__Problem details__.
Each entry below is to be extracted exactly.
[Start]
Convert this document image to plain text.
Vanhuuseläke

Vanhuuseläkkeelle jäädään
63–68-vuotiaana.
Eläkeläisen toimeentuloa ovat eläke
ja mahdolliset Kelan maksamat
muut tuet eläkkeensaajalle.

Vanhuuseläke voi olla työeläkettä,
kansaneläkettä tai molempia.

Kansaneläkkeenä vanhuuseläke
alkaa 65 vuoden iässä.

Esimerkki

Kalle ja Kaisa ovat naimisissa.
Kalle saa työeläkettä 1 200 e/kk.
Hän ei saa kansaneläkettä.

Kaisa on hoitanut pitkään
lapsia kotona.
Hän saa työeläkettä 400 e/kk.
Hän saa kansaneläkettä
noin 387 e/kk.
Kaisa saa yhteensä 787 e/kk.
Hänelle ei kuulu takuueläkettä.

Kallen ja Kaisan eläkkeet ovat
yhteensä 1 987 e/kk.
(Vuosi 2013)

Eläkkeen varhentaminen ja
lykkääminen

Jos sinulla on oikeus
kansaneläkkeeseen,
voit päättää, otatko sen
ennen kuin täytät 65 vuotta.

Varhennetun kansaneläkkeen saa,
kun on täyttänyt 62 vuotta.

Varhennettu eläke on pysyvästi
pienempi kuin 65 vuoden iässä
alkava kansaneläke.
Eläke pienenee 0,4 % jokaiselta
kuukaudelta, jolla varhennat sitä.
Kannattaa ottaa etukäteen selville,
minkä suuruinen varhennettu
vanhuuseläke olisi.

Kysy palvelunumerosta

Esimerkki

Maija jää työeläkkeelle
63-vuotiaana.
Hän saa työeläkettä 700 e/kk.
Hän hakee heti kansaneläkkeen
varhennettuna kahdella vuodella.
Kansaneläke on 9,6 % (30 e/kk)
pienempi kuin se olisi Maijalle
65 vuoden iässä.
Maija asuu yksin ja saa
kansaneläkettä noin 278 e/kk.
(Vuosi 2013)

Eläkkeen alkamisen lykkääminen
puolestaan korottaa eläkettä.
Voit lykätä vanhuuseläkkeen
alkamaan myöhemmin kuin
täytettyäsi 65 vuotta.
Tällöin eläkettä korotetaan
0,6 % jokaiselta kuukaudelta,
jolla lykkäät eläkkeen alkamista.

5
[End]
__Completed exercise__.
Convert this document image to plain text.
Vanhuuseläke

Vanhuuseläkkeelle jäädään
63–68-vuotiaana.
Eläkeläisen toimeentuloa ovat eläke
ja mahdolliset Kelan maksamat
muut tuet eläkkeensaajalle.

Vanhuuseläke voi olla työeläkettä,
kansaneläkettä tai molempia.

Kansaneläkkeenä vanhuuseläke
alkaa 65 vuoden iässä.

Esimerkki

Kalle ja Kaisa ovat naimisissa.
Kalle saa työeläkettä 1 200 e/kk.
Hän ei saa kansaneläkettä.

Kaisa on hoitanut pitkään
lapsia kotona.
Hän saa työeläkettä 400 e/kk.
Hän saa kansaneläkettä
noin 387 e/kk.
Kaisa saa yhteensä 787 e/kk.
Hänelle ei kuulu takuueläkettä.

Kallen ja Kaisan eläkkeet ovat
yhteensä 1 987 e/kk.
(Vuosi 2013)

Eläkkeen varhentaminen ja
lykkääminen

Jos sinulla on oikeus
kansaneläkkeeseen,
voit päättää, otatko sen
ennen kuin täytät 65 vuotta.

Varhennetun kansaneläkkeen saa,
kun on täyttänyt 62 vuotta.

Varhennettu eläke on pysyvästi
pienempi kuin 65 vuoden iässä
alkava kansaneläke.
Eläke pienenee 0,4 % jokaiselta
kuukaudelta, jolla varhennat sitä.
Kannattaa ottaa etukäteen selville,
minkä suuruinen varhennettu
vanhuuseläke olisi.

Kysy palvelunumerosta

Esimerkki

Maija jää työeläkkeelle
63-vuotiaana.
Hän saa työeläkettä 700 e/kk.
Hän hakee heti kansaneläkkeen
varhennettuna kahdella vuodella.
Kansaneläke on 9,6 % (30 e/kk)
pienempi kuin se olisi Maijalle
65 vuoden iässä.
Maija asuu yksin ja saa
kansaneläkettä noin 278 e/kk.
(Vuosi 2013)

Eläkkeen alkamisen lykkääminen
puolestaan korottaa eläkettä.
Voit lykätä vanhuuseläkkeen
alkamaan myöhemmin kuin
täytettyäsi 65 vuotta.
Tällöin eläkettä korotetaan
0,6 % jokaiselta kuukaudelta,
jolla lykkäät eläkkeen alkamista.

5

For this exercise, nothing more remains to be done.